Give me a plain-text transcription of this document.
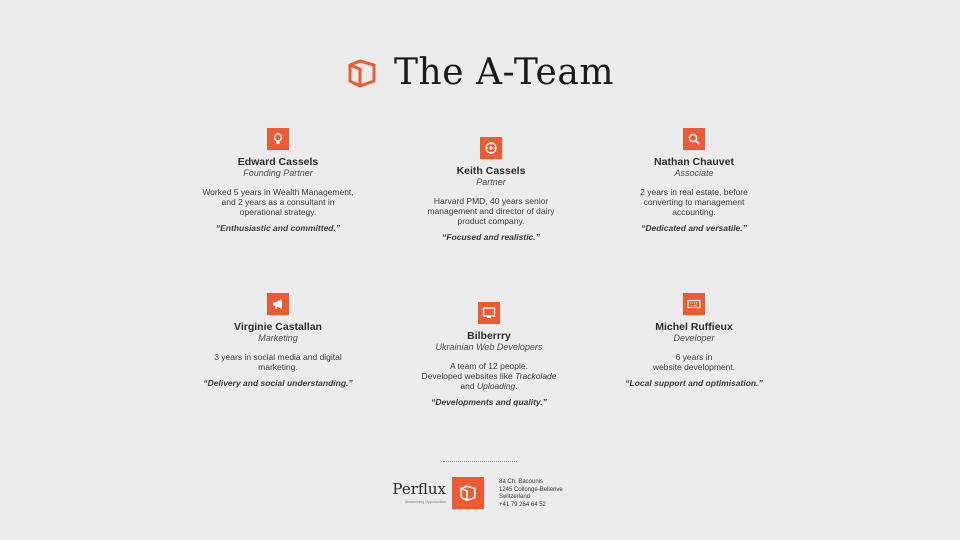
The A-Team
Edward Cassels
Founding Partner
Worked 5 years in Wealth Management,
and 2 years as a consultant in
operational strategy.
“Enthusiastic and committed.”
Keith Cassels
Partner
Harvard PMD, 40 years senior
management and director of dairy
product company.
“Focused and realistic.”
Nathan Chauvet
Associate
2 years in real estate, before
converting to management
accounting.
“Dedicated and versatile.”
Virginie Castallan
Marketing
3 years in social media and digital
marketing.
“Delivery and social understanding.”
Bilberrry
Ukrainian Web Developers
A team of 12 people.
Developed websites like Trackolade
and Uploading.
“Developments and quality.”
Michel Ruffieux
Developer
6 years in
website development.
“Local support and optimisation.”
Perflux
Streamlining Opportunities
8a Ch. Bacounis
1245 Collonge-Bellerive
Switzerland
+41 79 264 64 52
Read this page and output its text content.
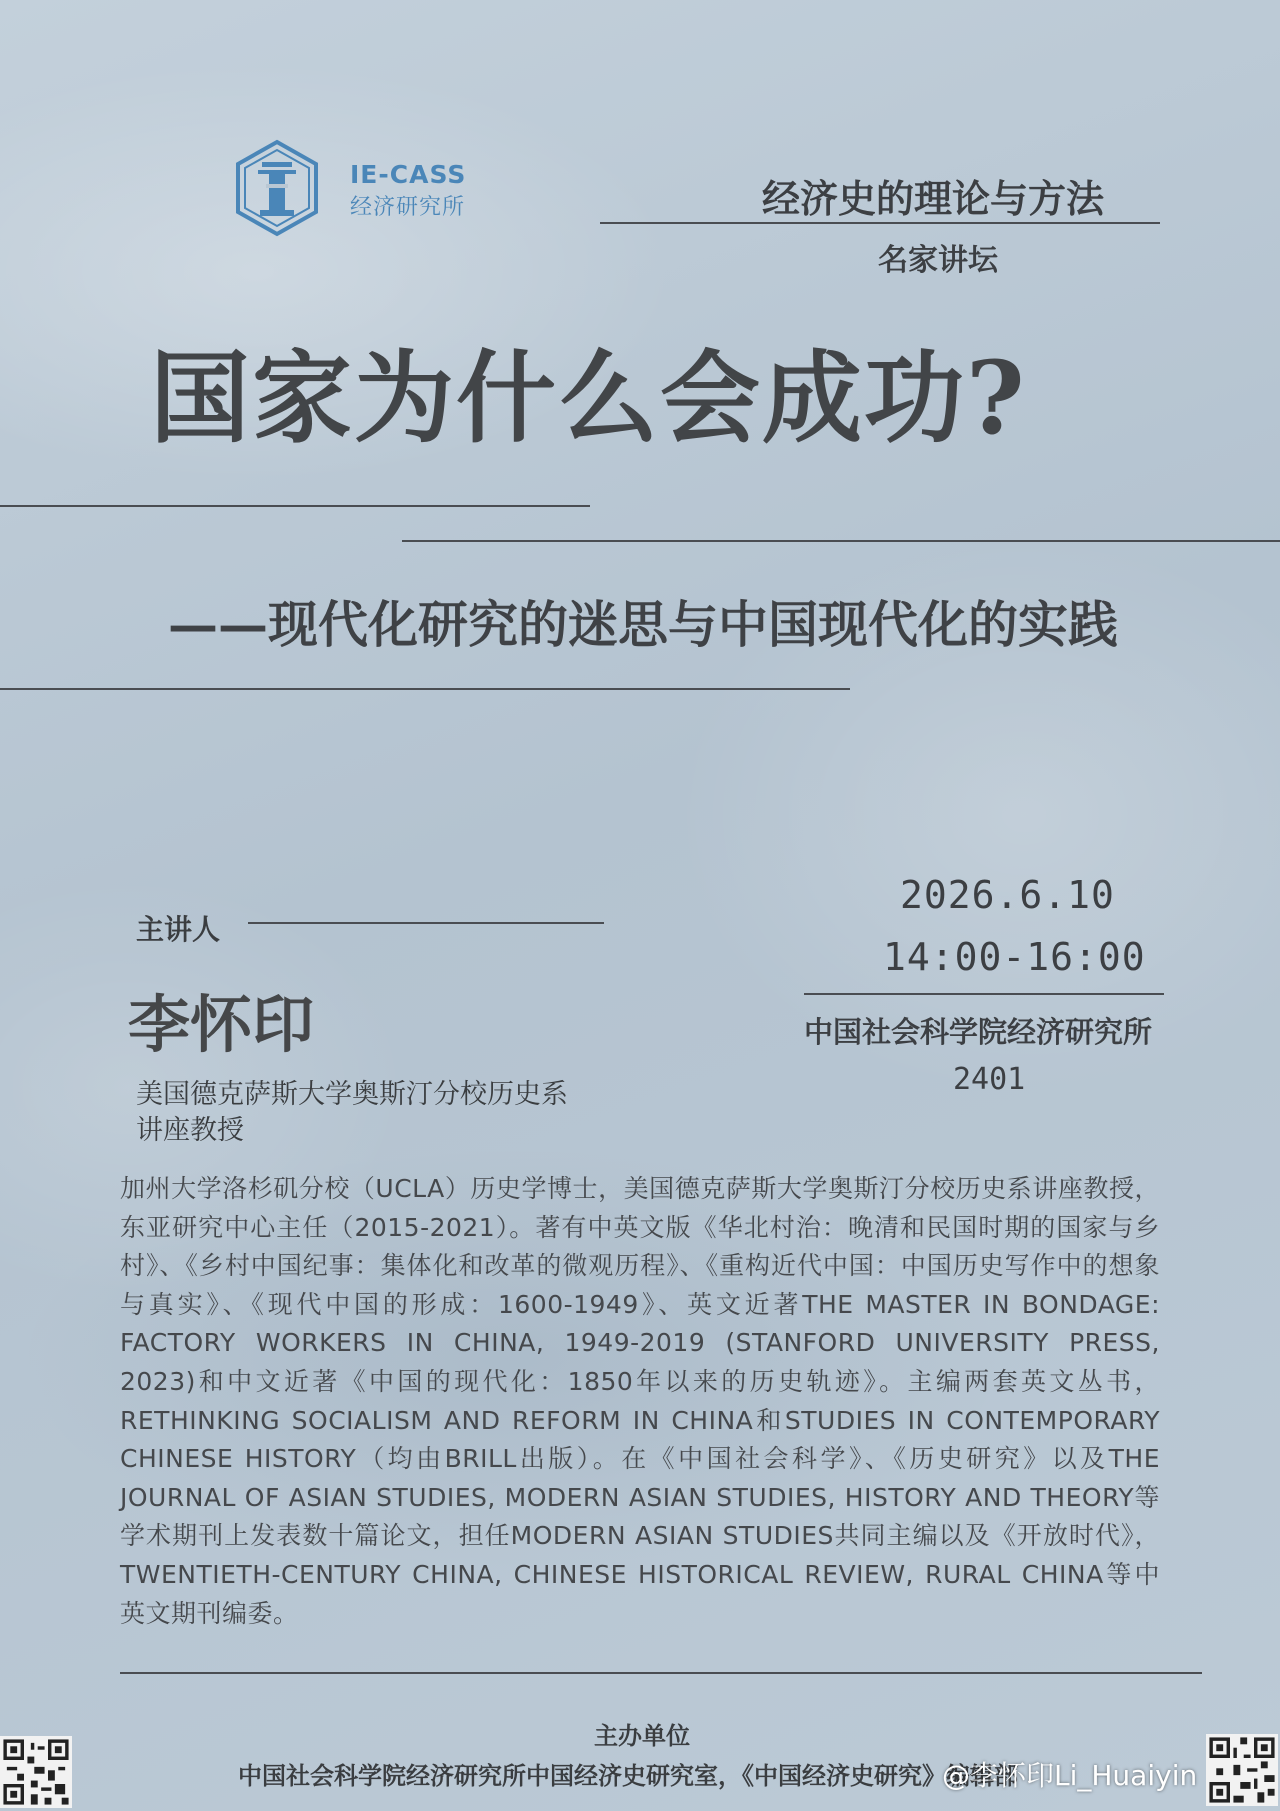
IE-CASS
经济研究所	经济史的理论与方法
名家讲坛
国家为什么会成功?
——现代化研究的迷思与中国现代化的实践
主讲人
李怀印
美国德克萨斯大学奥斯汀分校历史系
讲座教授
2026.6.10
14:00-16:00
中国社会科学院经济研究所
2401
加州大学洛杉矶分校（UCLA）历史学博士，美国德克萨斯大学奥斯汀分校历史系讲座教授，东亚研究中心主任（2015-2021）。著有中英文版《华北村治：晚清和民国时期的国家与乡村》、《乡村中国纪事：集体化和改革的微观历程》、《重构近代中国：中国历史写作中的想象与真实》、《现代中国的形成：1600-1949》、英文近著THE MASTER IN BONDAGE: FACTORY WORKERS IN CHINA, 1949-2019 (STANFORD UNIVERSITY PRESS, 2023)和中文近著《中国的现代化：1850年以来的历史轨迹》。主编两套英文丛书，RETHINKING SOCIALISM AND REFORM IN CHINA和STUDIES IN CONTEMPORARY CHINESE HISTORY（均由BRILL出版）。在《中国社会科学》、《历史研究》以及THE JOURNAL OF ASIAN STUDIES, MODERN ASIAN STUDIES, HISTORY AND THEORY等学术期刊上发表数十篇论文，担任MODERN ASIAN STUDIES共同主编以及《开放时代》，TWENTIETH-CENTURY CHINA, CHINESE HISTORICAL REVIEW, RURAL CHINA等中英文期刊编委。
主办单位
中国社会科学院经济研究所中国经济史研究室，《中国经济史研究》编辑部
@李怀印Li_Huaiyin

######

- [What you are asked to do]:
Copy every line of the material in which the word "years" occurs.

- [Exercise answer]:
Worked 5 years in Wealth Management,
and 2 years as a consultant in
Harvard PMD, 40 years senior
2 years in real estate, before
3 years in social media and digital
6 years in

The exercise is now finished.